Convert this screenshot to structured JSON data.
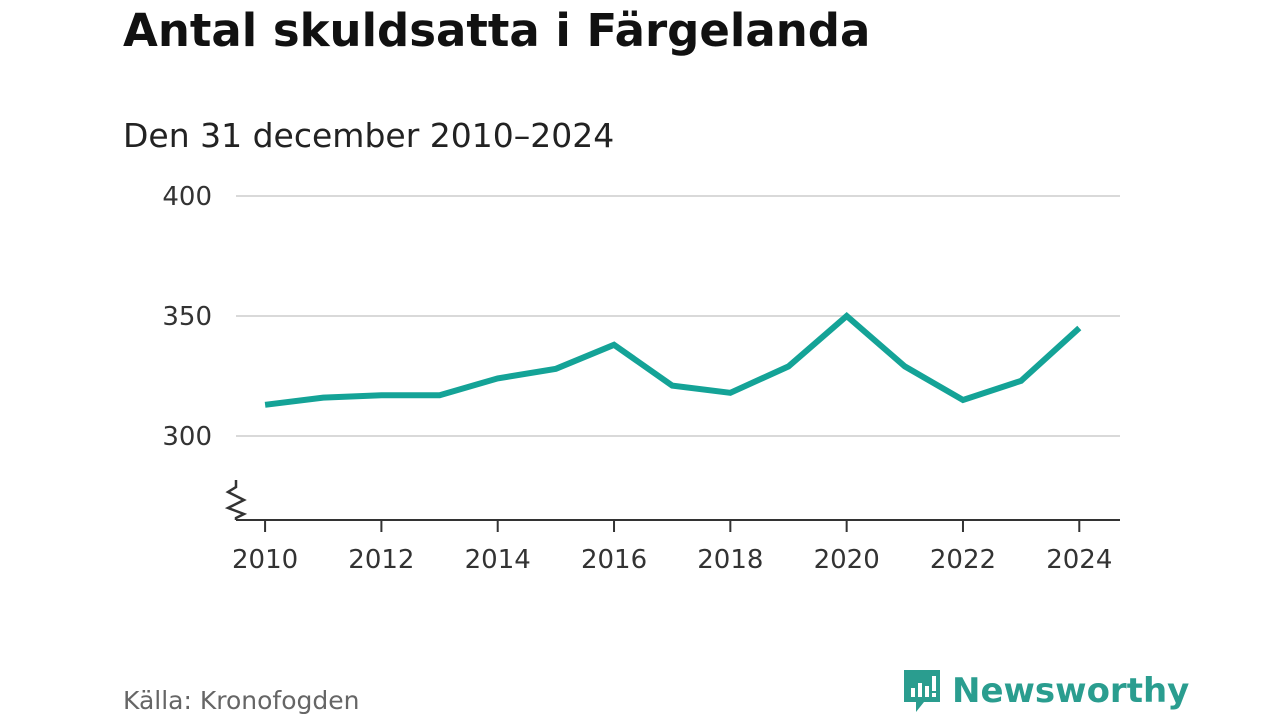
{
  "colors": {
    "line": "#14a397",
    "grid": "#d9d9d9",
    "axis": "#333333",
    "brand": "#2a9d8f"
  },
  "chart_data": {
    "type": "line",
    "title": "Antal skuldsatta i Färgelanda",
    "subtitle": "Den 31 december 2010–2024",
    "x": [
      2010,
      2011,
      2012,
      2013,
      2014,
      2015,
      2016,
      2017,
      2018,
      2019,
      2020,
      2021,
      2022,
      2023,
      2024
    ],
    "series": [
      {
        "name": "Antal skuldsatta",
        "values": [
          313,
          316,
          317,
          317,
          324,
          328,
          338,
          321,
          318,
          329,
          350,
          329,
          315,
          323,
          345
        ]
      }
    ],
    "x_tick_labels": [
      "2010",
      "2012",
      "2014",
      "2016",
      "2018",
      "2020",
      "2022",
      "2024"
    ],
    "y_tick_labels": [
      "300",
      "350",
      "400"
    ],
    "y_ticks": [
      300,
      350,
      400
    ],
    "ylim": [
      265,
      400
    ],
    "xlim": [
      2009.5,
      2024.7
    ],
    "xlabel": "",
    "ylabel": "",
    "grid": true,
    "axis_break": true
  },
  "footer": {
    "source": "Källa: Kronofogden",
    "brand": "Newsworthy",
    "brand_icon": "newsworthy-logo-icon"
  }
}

════════════════════

Objective => Excluding the pictures, restate the records above word for word.

Answer to the exercise =>
Convert this screenshot to structured JSON data.
{
  "colors": {
    "line": "#14a397",
    "grid": "#d9d9d9",
    "axis": "#333333",
    "brand": "#2a9d8f"
  },
  "chart_data": {
    "type": "line",
    "title": "Antal skuldsatta i Färgelanda",
    "subtitle": "Den 31 december 2010–2024",
    "x": [
      2010,
      2011,
      2012,
      2013,
      2014,
      2015,
      2016,
      2017,
      2018,
      2019,
      2020,
      2021,
      2022,
      2023,
      2024
    ],
    "series": [
      {
        "name": "Antal skuldsatta",
        "values": [
          313,
          316,
          317,
          317,
          324,
          328,
          338,
          321,
          318,
          329,
          350,
          329,
          315,
          323,
          345
        ]
      }
    ],
    "x_tick_labels": [
      "2010",
      "2012",
      "2014",
      "2016",
      "2018",
      "2020",
      "2022",
      "2024"
    ],
    "y_tick_labels": [
      "300",
      "350",
      "400"
    ],
    "y_ticks": [
      300,
      350,
      400
    ],
    "ylim": [
      265,
      400
    ],
    "xlim": [
      2009.5,
      2024.7
    ],
    "xlabel": "",
    "ylabel": "",
    "grid": true,
    "axis_break": true
  },
  "footer": {
    "source": "Källa: Kronofogden",
    "brand": "Newsworthy",
    "brand_icon": "newsworthy-logo-icon"
  }
}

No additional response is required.